- _Problem details_
Rewrite every line of the records below as a Markdown table with two columns, Row and Line. Number each row and omit blank lines.

- _Information supplied_

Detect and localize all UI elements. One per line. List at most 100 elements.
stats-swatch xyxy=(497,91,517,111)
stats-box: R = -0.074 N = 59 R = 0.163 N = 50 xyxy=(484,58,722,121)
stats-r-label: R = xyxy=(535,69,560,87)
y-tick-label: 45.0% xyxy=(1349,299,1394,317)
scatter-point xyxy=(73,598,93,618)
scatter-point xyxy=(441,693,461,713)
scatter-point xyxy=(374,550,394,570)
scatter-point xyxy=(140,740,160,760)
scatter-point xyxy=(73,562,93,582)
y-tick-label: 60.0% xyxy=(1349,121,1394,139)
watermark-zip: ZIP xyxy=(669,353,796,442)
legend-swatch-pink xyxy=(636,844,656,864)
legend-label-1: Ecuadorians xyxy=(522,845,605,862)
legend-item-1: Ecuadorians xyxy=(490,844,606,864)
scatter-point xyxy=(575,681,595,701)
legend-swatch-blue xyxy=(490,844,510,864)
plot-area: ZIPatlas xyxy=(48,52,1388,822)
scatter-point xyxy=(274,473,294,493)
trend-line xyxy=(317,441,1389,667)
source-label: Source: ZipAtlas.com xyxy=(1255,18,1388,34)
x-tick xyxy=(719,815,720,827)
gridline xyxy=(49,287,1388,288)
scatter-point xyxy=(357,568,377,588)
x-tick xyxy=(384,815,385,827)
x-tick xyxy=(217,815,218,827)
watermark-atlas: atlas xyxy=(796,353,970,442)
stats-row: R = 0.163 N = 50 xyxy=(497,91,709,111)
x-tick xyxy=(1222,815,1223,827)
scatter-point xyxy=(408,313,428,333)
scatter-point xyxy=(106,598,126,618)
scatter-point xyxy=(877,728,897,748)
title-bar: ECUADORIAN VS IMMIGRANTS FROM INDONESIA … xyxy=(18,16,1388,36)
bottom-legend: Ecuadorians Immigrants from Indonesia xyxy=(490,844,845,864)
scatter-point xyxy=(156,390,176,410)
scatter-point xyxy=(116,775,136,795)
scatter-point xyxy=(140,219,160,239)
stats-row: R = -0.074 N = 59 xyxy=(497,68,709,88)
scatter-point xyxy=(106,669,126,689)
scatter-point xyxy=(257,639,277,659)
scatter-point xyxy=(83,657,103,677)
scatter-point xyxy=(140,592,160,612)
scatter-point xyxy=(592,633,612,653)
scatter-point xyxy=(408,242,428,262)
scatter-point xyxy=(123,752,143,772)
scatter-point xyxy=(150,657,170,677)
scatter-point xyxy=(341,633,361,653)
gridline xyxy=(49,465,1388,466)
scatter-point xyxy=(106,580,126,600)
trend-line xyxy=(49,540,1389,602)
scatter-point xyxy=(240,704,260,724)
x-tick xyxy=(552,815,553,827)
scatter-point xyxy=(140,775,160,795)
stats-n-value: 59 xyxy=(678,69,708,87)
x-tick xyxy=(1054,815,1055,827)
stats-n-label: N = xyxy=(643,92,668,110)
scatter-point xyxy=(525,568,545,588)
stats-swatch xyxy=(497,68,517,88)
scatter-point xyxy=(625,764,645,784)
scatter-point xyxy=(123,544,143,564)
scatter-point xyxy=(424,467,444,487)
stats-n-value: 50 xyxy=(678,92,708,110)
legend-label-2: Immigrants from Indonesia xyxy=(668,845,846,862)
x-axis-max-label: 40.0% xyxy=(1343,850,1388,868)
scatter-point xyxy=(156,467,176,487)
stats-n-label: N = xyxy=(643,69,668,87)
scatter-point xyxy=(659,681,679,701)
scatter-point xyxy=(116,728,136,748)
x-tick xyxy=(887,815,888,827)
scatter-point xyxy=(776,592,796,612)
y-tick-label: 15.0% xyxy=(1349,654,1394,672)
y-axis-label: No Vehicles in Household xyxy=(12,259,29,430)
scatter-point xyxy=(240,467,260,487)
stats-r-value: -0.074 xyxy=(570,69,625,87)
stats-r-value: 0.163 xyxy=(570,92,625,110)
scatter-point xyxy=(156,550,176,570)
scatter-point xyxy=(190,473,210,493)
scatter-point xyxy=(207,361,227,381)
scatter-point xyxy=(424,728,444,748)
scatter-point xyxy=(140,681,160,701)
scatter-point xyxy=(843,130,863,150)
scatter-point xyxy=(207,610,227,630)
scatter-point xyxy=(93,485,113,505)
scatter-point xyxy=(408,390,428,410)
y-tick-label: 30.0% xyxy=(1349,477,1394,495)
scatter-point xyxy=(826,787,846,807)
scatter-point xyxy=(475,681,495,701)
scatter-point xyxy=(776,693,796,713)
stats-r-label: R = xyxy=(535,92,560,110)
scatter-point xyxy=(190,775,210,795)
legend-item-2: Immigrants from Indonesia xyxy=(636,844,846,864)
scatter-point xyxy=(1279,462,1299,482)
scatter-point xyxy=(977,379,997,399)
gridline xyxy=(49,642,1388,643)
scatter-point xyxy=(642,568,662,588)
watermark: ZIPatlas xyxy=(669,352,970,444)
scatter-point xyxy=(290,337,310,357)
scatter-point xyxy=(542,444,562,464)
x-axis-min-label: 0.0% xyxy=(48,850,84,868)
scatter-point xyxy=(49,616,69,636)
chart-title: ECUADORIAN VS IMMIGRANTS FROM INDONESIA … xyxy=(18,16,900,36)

- _Solution below_
| Row | Line |
|---|---|
| 1 | Detect and localize all UI elements. One per line. List at most 100 elements. |
| 2 | stats-swatch xyxy=(497,91,517,111) |
| 3 | stats-box: R = -0.074 N = 59 R = 0.163 N = 50 xyxy=(484,58,722,121) |
| 4 | stats-r-label: R = xyxy=(535,69,560,87) |
| 5 | y-tick-label: 45.0% xyxy=(1349,299,1394,317) |
| 6 | scatter-point xyxy=(73,598,93,618) |
| 7 | scatter-point xyxy=(441,693,461,713) |
| 8 | scatter-point xyxy=(374,550,394,570) |
| 9 | scatter-point xyxy=(140,740,160,760) |
| 10 | scatter-point xyxy=(73,562,93,582) |
| 11 | y-tick-label: 60.0% xyxy=(1349,121,1394,139) |
| 12 | watermark-zip: ZIP xyxy=(669,353,796,442) |
| 13 | legend-swatch-pink xyxy=(636,844,656,864) |
| 14 | legend-label-1: Ecuadorians xyxy=(522,845,605,862) |
| 15 | legend-item-1: Ecuadorians xyxy=(490,844,606,864) |
| 16 | scatter-point xyxy=(575,681,595,701) |
| 17 | legend-swatch-blue xyxy=(490,844,510,864) |
| 18 | plot-area: ZIPatlas xyxy=(48,52,1388,822) |
| 19 | scatter-point xyxy=(274,473,294,493) |
| 20 | trend-line xyxy=(317,441,1389,667) |
| 21 | source-label: Source: ZipAtlas.com xyxy=(1255,18,1388,34) |
| 22 | x-tick xyxy=(719,815,720,827) |
| 23 | gridline xyxy=(49,287,1388,288) |
| 24 | scatter-point xyxy=(357,568,377,588) |
| 25 | x-tick xyxy=(384,815,385,827) |
| 26 | x-tick xyxy=(217,815,218,827) |
| 27 | watermark-atlas: atlas xyxy=(796,353,970,442) |
| 28 | stats-row: R = 0.163 N = 50 xyxy=(497,91,709,111) |
| 29 | x-tick xyxy=(1222,815,1223,827) |
| 30 | scatter-point xyxy=(408,313,428,333) |
| 31 | scatter-point xyxy=(106,598,126,618) |
| 32 | scatter-point xyxy=(877,728,897,748) |
| 33 | title-bar: ECUADORIAN VS IMMIGRANTS FROM INDONESIA … xyxy=(18,16,1388,36) |
| 34 | bottom-legend: Ecuadorians Immigrants from Indonesia xyxy=(490,844,845,864) |
| 35 | scatter-point xyxy=(156,390,176,410) |
| 36 | scatter-point xyxy=(116,775,136,795) |
| 37 | scatter-point xyxy=(140,219,160,239) |
| 38 | stats-row: R = -0.074 N = 59 xyxy=(497,68,709,88) |
| 39 | scatter-point xyxy=(106,669,126,689) |
| 40 | scatter-point xyxy=(257,639,277,659) |
| 41 | scatter-point xyxy=(83,657,103,677) |
| 42 | scatter-point xyxy=(140,592,160,612) |
| 43 | scatter-point xyxy=(592,633,612,653) |
| 44 | scatter-point xyxy=(408,242,428,262) |
| 45 | scatter-point xyxy=(123,752,143,772) |
| 46 | scatter-point xyxy=(150,657,170,677) |
| 47 | scatter-point xyxy=(341,633,361,653) |
| 48 | gridline xyxy=(49,465,1388,466) |
| 49 | scatter-point xyxy=(106,580,126,600) |
| 50 | trend-line xyxy=(49,540,1389,602) |
| 51 | scatter-point xyxy=(240,704,260,724) |
| 52 | x-tick xyxy=(552,815,553,827) |
| 53 | scatter-point xyxy=(140,775,160,795) |
| 54 | stats-n-value: 59 xyxy=(678,69,708,87) |
| 55 | x-tick xyxy=(1054,815,1055,827) |
| 56 | stats-n-label: N = xyxy=(643,92,668,110) |
| 57 | scatter-point xyxy=(525,568,545,588) |
| 58 | stats-swatch xyxy=(497,68,517,88) |
| 59 | scatter-point xyxy=(625,764,645,784) |
| 60 | scatter-point xyxy=(123,544,143,564) |
| 61 | scatter-point xyxy=(424,467,444,487) |
| 62 | stats-n-value: 50 xyxy=(678,92,708,110) |
| 63 | legend-label-2: Immigrants from Indonesia xyxy=(668,845,846,862) |
| 64 | x-axis-max-label: 40.0% xyxy=(1343,850,1388,868) |
| 65 | scatter-point xyxy=(156,467,176,487) |
| 66 | stats-n-label: N = xyxy=(643,69,668,87) |
| 67 | scatter-point xyxy=(659,681,679,701) |
| 68 | scatter-point xyxy=(116,728,136,748) |
| 69 | x-tick xyxy=(887,815,888,827) |
| 70 | scatter-point xyxy=(776,592,796,612) |
| 71 | y-tick-label: 15.0% xyxy=(1349,654,1394,672) |
| 72 | y-axis-label: No Vehicles in Household xyxy=(12,259,29,430) |
| 73 | scatter-point xyxy=(240,467,260,487) |
| 74 | stats-r-value: -0.074 xyxy=(570,69,625,87) |
| 75 | stats-r-value: 0.163 xyxy=(570,92,625,110) |
| 76 | scatter-point xyxy=(156,550,176,570) |
| 77 | scatter-point xyxy=(190,473,210,493) |
| 78 | scatter-point xyxy=(207,361,227,381) |
| 79 | scatter-point xyxy=(424,728,444,748) |
| 80 | scatter-point xyxy=(140,681,160,701) |
| 81 | scatter-point xyxy=(843,130,863,150) |
| 82 | scatter-point xyxy=(207,610,227,630) |
| 83 | scatter-point xyxy=(93,485,113,505) |
| 84 | scatter-point xyxy=(408,390,428,410) |
| 85 | y-tick-label: 30.0% xyxy=(1349,477,1394,495) |
| 86 | scatter-point xyxy=(826,787,846,807) |
| 87 | scatter-point xyxy=(475,681,495,701) |
| 88 | scatter-point xyxy=(776,693,796,713) |
| 89 | stats-r-label: R = xyxy=(535,92,560,110) |
| 90 | scatter-point xyxy=(190,775,210,795) |
| 91 | legend-item-2: Immigrants from Indonesia xyxy=(636,844,846,864) |
| 92 | scatter-point xyxy=(1279,462,1299,482) |
| 93 | scatter-point xyxy=(977,379,997,399) |
| 94 | gridline xyxy=(49,642,1388,643) |
| 95 | scatter-point xyxy=(642,568,662,588) |
| 96 | watermark: ZIPatlas xyxy=(669,352,970,444) |
| 97 | scatter-point xyxy=(290,337,310,357) |
| 98 | scatter-point xyxy=(542,444,562,464) |
| 99 | x-axis-min-label: 0.0% xyxy=(48,850,84,868) |
| 100 | scatter-point xyxy=(49,616,69,636) |
| 101 | chart-title: ECUADORIAN VS IMMIGRANTS FROM INDONESIA … xyxy=(18,16,900,36) |